▶ _Extrait du document_:
= = =

Cela implique que les élèves doivent :
  • Avoir le temps de réfléchir, et d’en discuter avec d’autres élèves
  • Avoir l’opportunité de se l’approprier pour l’appliquer à leur propre travail.
Une grille d’évaluation est une façon de présenter les critères de réussite :
  • Spécifiques à une tâche.
  • Génériques à un certain nombre de tâches.



Des grilles d’évaluation spécifiques, à portée sommative


Les grilles d’évaluation spécifiques à une tâche doivent être rédigées dans un langage très clair afin de communiquer avec précision aux élèves ce qu’exige cette tâche particulière. Cette force est également une faiblesse dans la mesure où seules les tâches spécifiques définissent la réussite. En étant précis sur ce que nous voulons, nous pouvons trop focaliser l’apprentissage des élèves, au lieu d’encourager les compétences transférables.

Les grilles d’évaluation spécifiques à une tâche font que les élèves doivent se familiariser avec une nouvelle grille pour chaque tâche, ce qui est une autre faiblesse.

Judith A. Arter et Jay McTighe (2001) suggèrent que les grilles d’évaluation spécifiques à une tâche sont généralement plus appropriées pour l’évaluation sommative.

Les critères spécifiques sont utiles lorsque nous voulons que les élèves sachent exactement ce que nous voulons qu’ils démontrent. Ils permettent de s’assurer que les élèves savent ce que nous recherchons et sont donc utiles à la fin de l’apprentissage.

Ce qui importe le plus n’est pas ce que les enseignants mettent dans la grille, mais ce que les élèves en retirent.


Des grilles d’évaluation génériques, à portée formative


Pendant l’apprentissage, il est utile d’intégrer un certain degré de généralité dans les grilles de notation afin de promouvoir le transfert.

Les grilles génériques se concentrent sur l’objectif d’apprentissage plutôt que sur l’activité, ou la tâche, censées soutenir l’objectif d’apprentissage.

Les grilles de notation trop détaillées peuvent être contre-productives :
  • Si nous précisons en détail ce que les élèves doivent réaliser, ils peuvent certes y parvenir, mais c’est probablement tout ce qu’ils seront capables de faire. 
  • Plus nous sommes clairs sur ce que nous voulons, plus nous avons de chances de l’obtenir. Parallèlement, moins cela a de chances de signifier quoi que ce soit.
Les grilles de notation génériques présentent plusieurs avantages par rapport aux rubriques spécifiques à une tâche, en particulier lorsqu’il s’agit d’évaluation formative (Brookhart, 2013) : 
  • Elles peuvent être partagées avec les élèves au début d’une production, pour les aider à planifier et à contrôler leur propre travail.
  • Elles peuvent être utilisées pour de nombreuses tâches différentes, en orientant l’attention des élèves sur les connaissances et les compétences qu’ils développent au fil du temps.
  • Elles décrivent les performances de l’élève en des termes qui permettent d’envisager de nombreuses voies différentes vers la réussite.
  • Elles orientent l’attention de l’enseignant sur le développement de l’apprentissage des compétences par les élèves plutôt que sur l’achèvement de la tâche.

= = =

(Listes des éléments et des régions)
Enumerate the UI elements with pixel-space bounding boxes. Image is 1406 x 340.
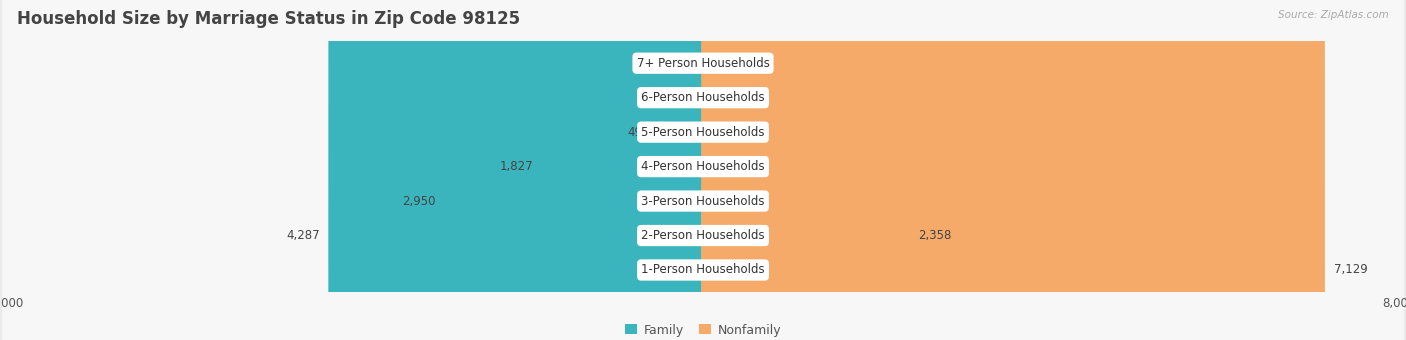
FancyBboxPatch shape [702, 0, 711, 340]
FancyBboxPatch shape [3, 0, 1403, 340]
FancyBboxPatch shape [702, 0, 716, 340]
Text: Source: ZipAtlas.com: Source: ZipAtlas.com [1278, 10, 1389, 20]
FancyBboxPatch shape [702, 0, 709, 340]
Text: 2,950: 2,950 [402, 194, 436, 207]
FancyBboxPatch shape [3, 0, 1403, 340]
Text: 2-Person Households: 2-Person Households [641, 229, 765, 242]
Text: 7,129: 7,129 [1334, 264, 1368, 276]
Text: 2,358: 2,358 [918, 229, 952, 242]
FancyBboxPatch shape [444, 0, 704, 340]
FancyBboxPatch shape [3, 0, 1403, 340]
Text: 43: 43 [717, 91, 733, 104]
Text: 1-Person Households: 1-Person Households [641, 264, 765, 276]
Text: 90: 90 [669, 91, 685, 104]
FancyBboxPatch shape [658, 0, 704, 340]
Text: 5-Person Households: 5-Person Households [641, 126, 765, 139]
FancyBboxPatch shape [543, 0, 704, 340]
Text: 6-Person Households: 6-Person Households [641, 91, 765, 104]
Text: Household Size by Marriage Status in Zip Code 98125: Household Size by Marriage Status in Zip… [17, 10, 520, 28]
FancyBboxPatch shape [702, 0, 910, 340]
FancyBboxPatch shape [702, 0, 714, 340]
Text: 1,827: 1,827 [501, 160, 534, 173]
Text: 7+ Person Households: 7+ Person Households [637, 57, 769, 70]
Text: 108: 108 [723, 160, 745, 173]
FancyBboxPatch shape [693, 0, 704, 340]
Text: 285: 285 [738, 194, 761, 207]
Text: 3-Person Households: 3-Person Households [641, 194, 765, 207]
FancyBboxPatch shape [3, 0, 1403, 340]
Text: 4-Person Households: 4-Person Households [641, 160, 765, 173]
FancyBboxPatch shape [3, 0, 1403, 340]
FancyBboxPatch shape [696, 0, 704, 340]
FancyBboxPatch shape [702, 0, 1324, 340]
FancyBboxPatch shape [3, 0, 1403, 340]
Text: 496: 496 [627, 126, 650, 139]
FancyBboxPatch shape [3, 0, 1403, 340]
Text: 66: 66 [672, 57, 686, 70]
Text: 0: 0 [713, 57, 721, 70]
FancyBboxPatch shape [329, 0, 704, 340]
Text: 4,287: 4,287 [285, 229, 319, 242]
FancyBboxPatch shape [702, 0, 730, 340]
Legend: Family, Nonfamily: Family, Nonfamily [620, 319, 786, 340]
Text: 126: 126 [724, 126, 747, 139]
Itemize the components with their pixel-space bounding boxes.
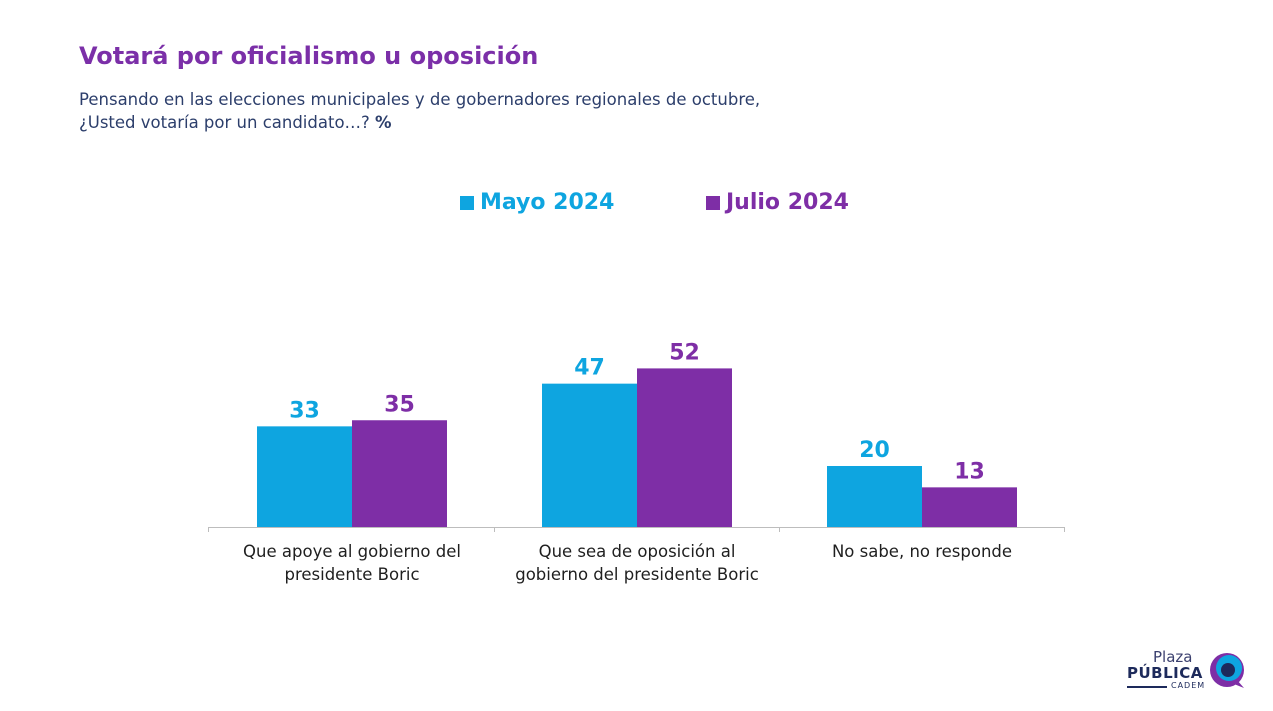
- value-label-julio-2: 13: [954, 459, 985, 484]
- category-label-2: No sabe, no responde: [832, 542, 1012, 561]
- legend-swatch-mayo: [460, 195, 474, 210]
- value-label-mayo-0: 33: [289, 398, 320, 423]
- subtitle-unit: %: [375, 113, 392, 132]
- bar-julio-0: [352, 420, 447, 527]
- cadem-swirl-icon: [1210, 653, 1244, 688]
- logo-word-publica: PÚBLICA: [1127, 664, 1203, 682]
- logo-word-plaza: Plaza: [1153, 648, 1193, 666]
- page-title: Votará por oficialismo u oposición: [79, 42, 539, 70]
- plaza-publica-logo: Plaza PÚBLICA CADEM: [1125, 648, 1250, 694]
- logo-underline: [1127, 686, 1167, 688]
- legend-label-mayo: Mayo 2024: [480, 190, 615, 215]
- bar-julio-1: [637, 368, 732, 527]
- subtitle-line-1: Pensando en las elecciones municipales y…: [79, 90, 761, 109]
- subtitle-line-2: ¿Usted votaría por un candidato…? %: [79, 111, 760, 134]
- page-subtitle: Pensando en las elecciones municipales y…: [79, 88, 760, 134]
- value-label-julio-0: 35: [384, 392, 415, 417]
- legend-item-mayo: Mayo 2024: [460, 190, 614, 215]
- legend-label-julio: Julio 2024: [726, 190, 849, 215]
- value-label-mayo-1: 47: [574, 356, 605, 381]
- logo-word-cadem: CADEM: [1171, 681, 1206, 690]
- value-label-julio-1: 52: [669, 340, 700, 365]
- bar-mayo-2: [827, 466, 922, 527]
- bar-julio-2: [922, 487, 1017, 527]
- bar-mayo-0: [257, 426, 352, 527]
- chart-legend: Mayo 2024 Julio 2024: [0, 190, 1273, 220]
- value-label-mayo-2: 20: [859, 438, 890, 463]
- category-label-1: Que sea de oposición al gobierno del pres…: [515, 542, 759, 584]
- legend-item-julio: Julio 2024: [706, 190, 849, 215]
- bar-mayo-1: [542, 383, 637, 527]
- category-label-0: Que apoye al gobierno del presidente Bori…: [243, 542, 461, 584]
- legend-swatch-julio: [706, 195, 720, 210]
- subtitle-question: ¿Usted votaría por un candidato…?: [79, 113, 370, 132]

= = =

▶ _Consignes_:
**1)** Pouvez-vous résumer en deux phrases l'extrait sur les grilles d'évaluation ?
**2)** Pouvez-vous reproduire mot pour mot le passage de l'extrait sur les grilles d'évaluation situé entre « Les grilles génériques » et « capables de faire. », ces deux bornes comprises ?
**3)** Pouvez-vous poursuivre l'extrait sur les grilles d'évaluation à partir de sa dernière phrase ?

▶ _Réponses_:
**1)** Les grilles d'évaluation spécifiques à une tâche indiquent avec précision aux élèves ce qu'exige cette tâche et conviennent généralement mieux à l'évaluation sommative. Elles risquent toutefois de trop focaliser l'apprentissage et obligent à se familiariser avec une nouvelle grille pour chaque tâche, alors que les grilles génériques, centrées sur l'objectif d'apprentissage, favorisent le transfert et offrent plusieurs avantages pour l'évaluation formative.

**2)**
Les grilles génériques se concentrent sur l’objectif d’apprentissage plutôt que sur l’activité, ou la tâche, censées soutenir l’objectif d’apprentissage.

Les grilles de notation trop détaillées peuvent être contre-productives :
  • Si nous précisons en détail ce que les élèves doivent réaliser, ils peuvent certes y parvenir, mais c’est probablement tout ce qu’ils seront capables de faire.

**3)**
  • Elles n’ont pas besoin d’être réécrites pour chaque travail.



Critères de processus


Les critères de processus sont particulièrement importants pour aider les élèves à s’approprier leur propre apprentissage et pour progresser dans leur apprentissage. 

En fournissant des critères de processus, nous divisons pour les élèves le long voyage en petites étapes entre le point où se trouvent les apprenants et le point où ils doivent se trouver. La démarche devient plus facile à gérer.

Les critères de processus décomposent l’objectif final, ou les critères de réussite, en petites étapes gérables et mesurables. 

Ils fonctionnent comme un étayage. Ils sont utiles dans un premier temps, mais peuvent être ressentis progressivement comme une contrainte.

Les critères de processus sont à la fois des contraintes et des opportunités pour les élèves. Nous devons réfléchir à la manière dont nous les formulons et dont nous les utilisons.



Exemples de travaux d’élèves


La meilleure façon d’aider les élèves à comprendre à quoi ressemblent les critères de réussite est de leur demander d’examiner des exemples de travaux antérieurs anonymisés d’autres élèves. Nous les engageons alors dans une discussion sur les forces et les faiblesses de chaque document.

On touche là au cœur de la manière d’atteindre l’objectif d’apprentissage.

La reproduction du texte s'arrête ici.